THE INPUT =>
■ ■ ■ ■ ■

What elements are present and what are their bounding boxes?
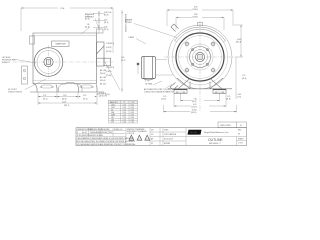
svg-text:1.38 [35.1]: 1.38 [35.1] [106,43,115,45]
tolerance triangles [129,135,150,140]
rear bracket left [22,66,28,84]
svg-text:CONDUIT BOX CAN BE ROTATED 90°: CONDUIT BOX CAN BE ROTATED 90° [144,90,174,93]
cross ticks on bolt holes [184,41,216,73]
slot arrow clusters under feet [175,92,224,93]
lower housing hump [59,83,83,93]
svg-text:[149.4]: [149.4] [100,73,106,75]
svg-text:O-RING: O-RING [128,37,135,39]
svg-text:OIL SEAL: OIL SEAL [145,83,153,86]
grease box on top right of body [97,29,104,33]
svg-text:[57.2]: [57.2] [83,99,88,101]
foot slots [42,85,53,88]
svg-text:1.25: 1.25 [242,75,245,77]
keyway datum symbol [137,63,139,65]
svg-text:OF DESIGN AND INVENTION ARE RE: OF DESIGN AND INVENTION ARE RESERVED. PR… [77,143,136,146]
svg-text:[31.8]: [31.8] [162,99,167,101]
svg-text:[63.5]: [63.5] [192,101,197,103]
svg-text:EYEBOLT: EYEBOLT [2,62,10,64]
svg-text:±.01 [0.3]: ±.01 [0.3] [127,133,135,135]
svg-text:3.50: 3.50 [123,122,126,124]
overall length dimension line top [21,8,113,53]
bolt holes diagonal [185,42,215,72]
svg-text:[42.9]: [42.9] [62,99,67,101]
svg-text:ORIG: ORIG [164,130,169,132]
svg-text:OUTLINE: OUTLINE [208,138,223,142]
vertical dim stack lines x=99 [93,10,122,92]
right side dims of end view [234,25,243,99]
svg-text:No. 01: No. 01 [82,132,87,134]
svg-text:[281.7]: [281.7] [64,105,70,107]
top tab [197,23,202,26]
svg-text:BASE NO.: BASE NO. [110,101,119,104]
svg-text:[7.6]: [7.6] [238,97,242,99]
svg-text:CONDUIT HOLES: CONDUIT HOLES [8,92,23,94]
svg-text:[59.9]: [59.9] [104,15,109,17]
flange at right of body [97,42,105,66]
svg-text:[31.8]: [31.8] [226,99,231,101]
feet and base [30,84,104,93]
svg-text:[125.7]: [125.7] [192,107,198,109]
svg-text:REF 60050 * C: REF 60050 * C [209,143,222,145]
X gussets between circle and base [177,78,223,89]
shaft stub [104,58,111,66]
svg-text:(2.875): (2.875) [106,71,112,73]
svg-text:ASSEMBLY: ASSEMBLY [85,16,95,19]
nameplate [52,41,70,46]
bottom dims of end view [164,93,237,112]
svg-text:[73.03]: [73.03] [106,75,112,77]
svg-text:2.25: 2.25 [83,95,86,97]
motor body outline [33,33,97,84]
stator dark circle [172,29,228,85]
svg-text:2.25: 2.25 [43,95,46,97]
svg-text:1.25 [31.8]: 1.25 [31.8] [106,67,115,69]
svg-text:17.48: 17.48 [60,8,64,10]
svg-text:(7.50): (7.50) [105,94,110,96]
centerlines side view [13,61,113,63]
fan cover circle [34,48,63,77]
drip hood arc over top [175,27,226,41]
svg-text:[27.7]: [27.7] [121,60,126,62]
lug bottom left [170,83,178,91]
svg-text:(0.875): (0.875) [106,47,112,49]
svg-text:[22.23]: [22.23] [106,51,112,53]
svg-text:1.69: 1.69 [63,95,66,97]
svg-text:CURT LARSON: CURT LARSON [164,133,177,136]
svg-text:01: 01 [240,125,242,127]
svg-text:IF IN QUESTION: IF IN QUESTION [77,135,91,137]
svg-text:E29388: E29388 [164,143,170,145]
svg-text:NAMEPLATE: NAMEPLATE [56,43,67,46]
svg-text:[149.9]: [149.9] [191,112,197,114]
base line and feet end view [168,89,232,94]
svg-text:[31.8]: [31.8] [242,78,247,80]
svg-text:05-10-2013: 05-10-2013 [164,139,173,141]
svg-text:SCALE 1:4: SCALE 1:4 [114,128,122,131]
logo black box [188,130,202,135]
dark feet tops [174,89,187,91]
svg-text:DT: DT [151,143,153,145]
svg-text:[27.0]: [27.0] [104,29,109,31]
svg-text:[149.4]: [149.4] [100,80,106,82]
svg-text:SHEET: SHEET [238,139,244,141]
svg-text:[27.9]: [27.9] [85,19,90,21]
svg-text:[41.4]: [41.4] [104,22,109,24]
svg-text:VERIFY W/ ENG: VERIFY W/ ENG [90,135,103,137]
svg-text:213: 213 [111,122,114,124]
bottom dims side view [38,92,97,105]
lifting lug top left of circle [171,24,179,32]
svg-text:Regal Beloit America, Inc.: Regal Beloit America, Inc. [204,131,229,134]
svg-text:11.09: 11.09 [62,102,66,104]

■ ■ ■ ■ ■

WHAT IS ASKED =>
Can you pull out the stretch of lines from the one containing "svg-text:1.38 [35.1]: 1.38" through the one containing "svg-text:[149.4]: [149.4] [100,73,106,75]", including both, and copy each one unchanged?

COMPLETE OUTPUT =>
svg-text:1.38 [35.1]: 1.38 [35.1] [106,43,115,45]
tolerance triangles [129,135,150,140]
rear bracket left [22,66,28,84]
svg-text:CONDUIT BOX CAN BE ROTATED 90°: CONDUIT BOX CAN BE ROTATED 90° [144,90,174,93]
cross ticks on bolt holes [184,41,216,73]
slot arrow clusters under feet [175,92,224,93]
lower housing hump [59,83,83,93]
svg-text:[149.4]: [149.4] [100,73,106,75]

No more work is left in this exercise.